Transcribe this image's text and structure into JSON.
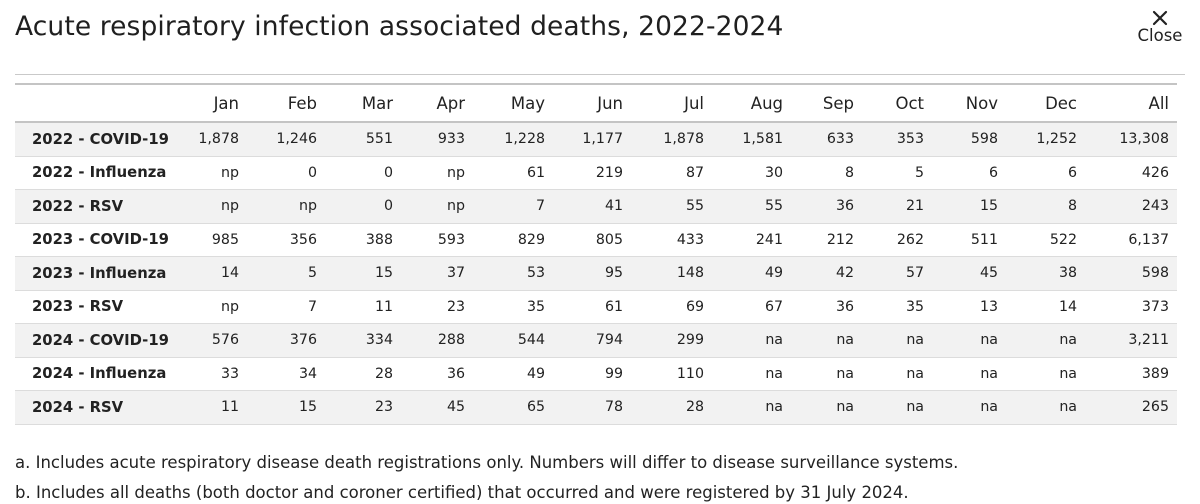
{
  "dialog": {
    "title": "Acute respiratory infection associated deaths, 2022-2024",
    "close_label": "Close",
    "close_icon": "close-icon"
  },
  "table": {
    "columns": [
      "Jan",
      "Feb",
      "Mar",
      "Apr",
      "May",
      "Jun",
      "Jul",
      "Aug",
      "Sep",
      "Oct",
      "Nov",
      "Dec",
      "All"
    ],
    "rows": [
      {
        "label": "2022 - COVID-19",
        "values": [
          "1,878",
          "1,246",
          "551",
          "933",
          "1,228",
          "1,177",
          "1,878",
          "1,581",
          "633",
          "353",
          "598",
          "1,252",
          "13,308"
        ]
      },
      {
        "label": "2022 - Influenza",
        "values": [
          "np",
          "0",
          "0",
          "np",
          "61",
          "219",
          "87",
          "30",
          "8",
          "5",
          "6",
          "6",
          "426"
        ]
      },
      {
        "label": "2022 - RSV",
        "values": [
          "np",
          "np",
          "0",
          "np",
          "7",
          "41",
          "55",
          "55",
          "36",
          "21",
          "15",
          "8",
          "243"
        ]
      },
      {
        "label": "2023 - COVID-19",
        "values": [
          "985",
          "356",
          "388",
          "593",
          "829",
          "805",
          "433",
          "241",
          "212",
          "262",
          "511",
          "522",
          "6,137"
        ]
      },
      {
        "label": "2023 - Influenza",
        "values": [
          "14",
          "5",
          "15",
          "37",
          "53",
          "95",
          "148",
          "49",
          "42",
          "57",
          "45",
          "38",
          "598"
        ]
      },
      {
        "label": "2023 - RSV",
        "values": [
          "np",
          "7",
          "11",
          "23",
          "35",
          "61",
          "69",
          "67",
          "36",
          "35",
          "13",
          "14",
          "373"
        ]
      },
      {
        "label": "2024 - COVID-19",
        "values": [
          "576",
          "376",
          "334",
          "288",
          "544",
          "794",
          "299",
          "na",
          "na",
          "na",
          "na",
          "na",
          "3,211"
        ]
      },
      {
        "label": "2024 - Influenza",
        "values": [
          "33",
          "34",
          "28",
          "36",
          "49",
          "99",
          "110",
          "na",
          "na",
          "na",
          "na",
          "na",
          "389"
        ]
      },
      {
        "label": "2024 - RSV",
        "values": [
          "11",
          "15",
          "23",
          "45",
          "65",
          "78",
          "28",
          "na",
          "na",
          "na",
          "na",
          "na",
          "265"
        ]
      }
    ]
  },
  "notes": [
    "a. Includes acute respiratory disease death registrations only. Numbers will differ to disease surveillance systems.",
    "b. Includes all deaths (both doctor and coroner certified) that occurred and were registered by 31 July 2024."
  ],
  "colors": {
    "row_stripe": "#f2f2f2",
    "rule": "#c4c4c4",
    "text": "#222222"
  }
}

####

_Problem description_
Copy the listing over exactly, skipping the pictures it holds.

_Worked solution_
Transcribe this image's text and structure into JSON.
{
  "dialog": {
    "title": "Acute respiratory infection associated deaths, 2022-2024",
    "close_label": "Close",
    "close_icon": "close-icon"
  },
  "table": {
    "columns": [
      "Jan",
      "Feb",
      "Mar",
      "Apr",
      "May",
      "Jun",
      "Jul",
      "Aug",
      "Sep",
      "Oct",
      "Nov",
      "Dec",
      "All"
    ],
    "rows": [
      {
        "label": "2022 - COVID-19",
        "values": [
          "1,878",
          "1,246",
          "551",
          "933",
          "1,228",
          "1,177",
          "1,878",
          "1,581",
          "633",
          "353",
          "598",
          "1,252",
          "13,308"
        ]
      },
      {
        "label": "2022 - Influenza",
        "values": [
          "np",
          "0",
          "0",
          "np",
          "61",
          "219",
          "87",
          "30",
          "8",
          "5",
          "6",
          "6",
          "426"
        ]
      },
      {
        "label": "2022 - RSV",
        "values": [
          "np",
          "np",
          "0",
          "np",
          "7",
          "41",
          "55",
          "55",
          "36",
          "21",
          "15",
          "8",
          "243"
        ]
      },
      {
        "label": "2023 - COVID-19",
        "values": [
          "985",
          "356",
          "388",
          "593",
          "829",
          "805",
          "433",
          "241",
          "212",
          "262",
          "511",
          "522",
          "6,137"
        ]
      },
      {
        "label": "2023 - Influenza",
        "values": [
          "14",
          "5",
          "15",
          "37",
          "53",
          "95",
          "148",
          "49",
          "42",
          "57",
          "45",
          "38",
          "598"
        ]
      },
      {
        "label": "2023 - RSV",
        "values": [
          "np",
          "7",
          "11",
          "23",
          "35",
          "61",
          "69",
          "67",
          "36",
          "35",
          "13",
          "14",
          "373"
        ]
      },
      {
        "label": "2024 - COVID-19",
        "values": [
          "576",
          "376",
          "334",
          "288",
          "544",
          "794",
          "299",
          "na",
          "na",
          "na",
          "na",
          "na",
          "3,211"
        ]
      },
      {
        "label": "2024 - Influenza",
        "values": [
          "33",
          "34",
          "28",
          "36",
          "49",
          "99",
          "110",
          "na",
          "na",
          "na",
          "na",
          "na",
          "389"
        ]
      },
      {
        "label": "2024 - RSV",
        "values": [
          "11",
          "15",
          "23",
          "45",
          "65",
          "78",
          "28",
          "na",
          "na",
          "na",
          "na",
          "na",
          "265"
        ]
      }
    ]
  },
  "notes": [
    "a. Includes acute respiratory disease death registrations only. Numbers will differ to disease surveillance systems.",
    "b. Includes all deaths (both doctor and coroner certified) that occurred and were registered by 31 July 2024."
  ],
  "colors": {
    "row_stripe": "#f2f2f2",
    "rule": "#c4c4c4",
    "text": "#222222"
  }
}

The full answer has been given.